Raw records
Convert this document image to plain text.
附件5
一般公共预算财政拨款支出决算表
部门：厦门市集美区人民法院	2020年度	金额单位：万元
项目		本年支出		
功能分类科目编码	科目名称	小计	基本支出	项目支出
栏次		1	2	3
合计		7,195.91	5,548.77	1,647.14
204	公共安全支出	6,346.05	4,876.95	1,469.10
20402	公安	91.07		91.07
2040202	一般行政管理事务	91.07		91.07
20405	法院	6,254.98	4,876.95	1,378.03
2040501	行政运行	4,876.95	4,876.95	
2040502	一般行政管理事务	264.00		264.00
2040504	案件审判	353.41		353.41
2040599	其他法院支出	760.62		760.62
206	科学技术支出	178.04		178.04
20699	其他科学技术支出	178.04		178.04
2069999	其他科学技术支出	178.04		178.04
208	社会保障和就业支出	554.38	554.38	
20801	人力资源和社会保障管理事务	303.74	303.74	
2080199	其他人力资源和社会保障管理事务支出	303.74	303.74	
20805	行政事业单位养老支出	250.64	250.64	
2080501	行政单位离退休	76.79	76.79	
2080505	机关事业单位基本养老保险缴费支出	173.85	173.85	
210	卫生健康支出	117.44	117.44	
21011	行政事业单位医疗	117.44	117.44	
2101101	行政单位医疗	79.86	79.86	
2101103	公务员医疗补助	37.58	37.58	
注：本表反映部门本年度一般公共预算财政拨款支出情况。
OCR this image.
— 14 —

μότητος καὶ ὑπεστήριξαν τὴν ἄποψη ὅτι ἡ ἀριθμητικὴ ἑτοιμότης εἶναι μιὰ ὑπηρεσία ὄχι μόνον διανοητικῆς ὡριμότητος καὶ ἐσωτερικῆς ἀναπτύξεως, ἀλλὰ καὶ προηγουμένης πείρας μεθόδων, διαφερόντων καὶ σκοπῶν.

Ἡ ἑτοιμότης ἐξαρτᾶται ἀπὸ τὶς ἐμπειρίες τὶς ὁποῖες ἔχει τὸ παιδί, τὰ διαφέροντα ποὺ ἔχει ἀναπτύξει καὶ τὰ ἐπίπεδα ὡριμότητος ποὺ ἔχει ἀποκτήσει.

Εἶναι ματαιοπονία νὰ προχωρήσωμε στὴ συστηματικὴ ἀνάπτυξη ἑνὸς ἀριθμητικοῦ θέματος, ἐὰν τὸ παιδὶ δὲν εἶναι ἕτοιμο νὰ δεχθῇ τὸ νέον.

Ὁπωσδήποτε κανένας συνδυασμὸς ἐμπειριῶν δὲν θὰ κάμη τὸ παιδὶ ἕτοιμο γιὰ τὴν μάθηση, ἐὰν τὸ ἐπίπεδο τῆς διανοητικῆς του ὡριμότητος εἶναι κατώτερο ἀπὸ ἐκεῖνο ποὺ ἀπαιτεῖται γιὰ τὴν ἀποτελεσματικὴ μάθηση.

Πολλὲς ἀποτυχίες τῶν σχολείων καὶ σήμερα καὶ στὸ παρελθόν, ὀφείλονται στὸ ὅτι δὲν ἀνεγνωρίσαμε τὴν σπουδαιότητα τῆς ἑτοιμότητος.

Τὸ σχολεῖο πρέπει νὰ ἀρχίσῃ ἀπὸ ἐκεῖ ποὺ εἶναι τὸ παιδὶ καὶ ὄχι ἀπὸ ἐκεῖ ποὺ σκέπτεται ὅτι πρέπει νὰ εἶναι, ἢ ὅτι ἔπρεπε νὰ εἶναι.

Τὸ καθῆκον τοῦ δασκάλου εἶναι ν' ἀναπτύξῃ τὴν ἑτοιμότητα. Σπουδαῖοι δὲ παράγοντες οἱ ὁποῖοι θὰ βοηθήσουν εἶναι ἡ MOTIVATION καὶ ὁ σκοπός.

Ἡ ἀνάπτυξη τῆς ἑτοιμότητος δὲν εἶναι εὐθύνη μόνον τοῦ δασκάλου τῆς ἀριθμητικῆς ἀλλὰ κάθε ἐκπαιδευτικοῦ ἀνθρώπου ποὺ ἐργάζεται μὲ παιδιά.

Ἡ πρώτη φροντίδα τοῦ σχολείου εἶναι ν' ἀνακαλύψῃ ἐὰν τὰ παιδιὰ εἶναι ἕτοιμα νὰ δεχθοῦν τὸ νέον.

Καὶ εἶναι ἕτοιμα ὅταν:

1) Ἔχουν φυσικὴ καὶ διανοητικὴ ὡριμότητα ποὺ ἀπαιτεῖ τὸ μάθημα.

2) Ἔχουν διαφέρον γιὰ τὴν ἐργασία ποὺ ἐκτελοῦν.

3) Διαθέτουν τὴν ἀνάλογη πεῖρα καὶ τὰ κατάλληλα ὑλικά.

# Exercise:
Give the entries once more, exactly as they appear.

# Expected output:
Convert this document image to plain text.
附件5
一般公共预算财政拨款支出决算表
部门：厦门市集美区人民法院	2020年度	金额单位：万元
项目		本年支出		
功能分类科目编码	科目名称	小计	基本支出	项目支出
栏次		1	2	3
合计		7,195.91	5,548.77	1,647.14
204	公共安全支出	6,346.05	4,876.95	1,469.10
20402	公安	91.07		91.07
2040202	一般行政管理事务	91.07		91.07
20405	法院	6,254.98	4,876.95	1,378.03
2040501	行政运行	4,876.95	4,876.95	
2040502	一般行政管理事务	264.00		264.00
2040504	案件审判	353.41		353.41
2040599	其他法院支出	760.62		760.62
206	科学技术支出	178.04		178.04
20699	其他科学技术支出	178.04		178.04
2069999	其他科学技术支出	178.04		178.04
208	社会保障和就业支出	554.38	554.38	
20801	人力资源和社会保障管理事务	303.74	303.74	
2080199	其他人力资源和社会保障管理事务支出	303.74	303.74	
20805	行政事业单位养老支出	250.64	250.64	
2080501	行政单位离退休	76.79	76.79	
2080505	机关事业单位基本养老保险缴费支出	173.85	173.85	
210	卫生健康支出	117.44	117.44	
21011	行政事业单位医疗	117.44	117.44	
2101101	行政单位医疗	79.86	79.86	
2101103	公务员医疗补助	37.58	37.58	
注：本表反映部门本年度一般公共预算财政拨款支出情况。
OCR this image.
— 14 —

μότητος καὶ ὑπεστήριξαν τὴν ἄποψη ὅτι ἡ ἀριθμητικὴ ἑτοιμότης εἶναι μιὰ ὑπηρεσία ὄχι μόνον διανοητικῆς ὡριμότητος καὶ ἐσωτερικῆς ἀναπτύξεως, ἀλλὰ καὶ προηγουμένης πείρας μεθόδων, διαφερόντων καὶ σκοπῶν.

Ἡ ἑτοιμότης ἐξαρτᾶται ἀπὸ τὶς ἐμπειρίες τὶς ὁποῖες ἔχει τὸ παιδί, τὰ διαφέροντα ποὺ ἔχει ἀναπτύξει καὶ τὰ ἐπίπεδα ὡριμότητος ποὺ ἔχει ἀποκτήσει.

Εἶναι ματαιοπονία νὰ προχωρήσωμε στὴ συστηματικὴ ἀνάπτυξη ἑνὸς ἀριθμητικοῦ θέματος, ἐὰν τὸ παιδὶ δὲν εἶναι ἕτοιμο νὰ δεχθῇ τὸ νέον.

Ὁπωσδήποτε κανένας συνδυασμὸς ἐμπειριῶν δὲν θὰ κάμη τὸ παιδὶ ἕτοιμο γιὰ τὴν μάθηση, ἐὰν τὸ ἐπίπεδο τῆς διανοητικῆς του ὡριμότητος εἶναι κατώτερο ἀπὸ ἐκεῖνο ποὺ ἀπαιτεῖται γιὰ τὴν ἀποτελεσματικὴ μάθηση.

Πολλὲς ἀποτυχίες τῶν σχολείων καὶ σήμερα καὶ στὸ παρελθόν, ὀφείλονται στὸ ὅτι δὲν ἀνεγνωρίσαμε τὴν σπουδαιότητα τῆς ἑτοιμότητος.

Τὸ σχολεῖο πρέπει νὰ ἀρχίσῃ ἀπὸ ἐκεῖ ποὺ εἶναι τὸ παιδὶ καὶ ὄχι ἀπὸ ἐκεῖ ποὺ σκέπτεται ὅτι πρέπει νὰ εἶναι, ἢ ὅτι ἔπρεπε νὰ εἶναι.

Τὸ καθῆκον τοῦ δασκάλου εἶναι ν' ἀναπτύξῃ τὴν ἑτοιμότητα. Σπουδαῖοι δὲ παράγοντες οἱ ὁποῖοι θὰ βοηθήσουν εἶναι ἡ MOTIVATION καὶ ὁ σκοπός.

Ἡ ἀνάπτυξη τῆς ἑτοιμότητος δὲν εἶναι εὐθύνη μόνον τοῦ δασκάλου τῆς ἀριθμητικῆς ἀλλὰ κάθε ἐκπαιδευτικοῦ ἀνθρώπου ποὺ ἐργάζεται μὲ παιδιά.

Ἡ πρώτη φροντίδα τοῦ σχολείου εἶναι ν' ἀνακαλύψῃ ἐὰν τὰ παιδιὰ εἶναι ἕτοιμα νὰ δεχθοῦν τὸ νέον.

Καὶ εἶναι ἕτοιμα ὅταν:

1) Ἔχουν φυσικὴ καὶ διανοητικὴ ὡριμότητα ποὺ ἀπαιτεῖ τὸ μάθημα.

2) Ἔχουν διαφέρον γιὰ τὴν ἐργασία ποὺ ἐκτελοῦν.

3) Διαθέτουν τὴν ἀνάλογη πεῖρα καὶ τὰ κατάλληλα ὑλικά.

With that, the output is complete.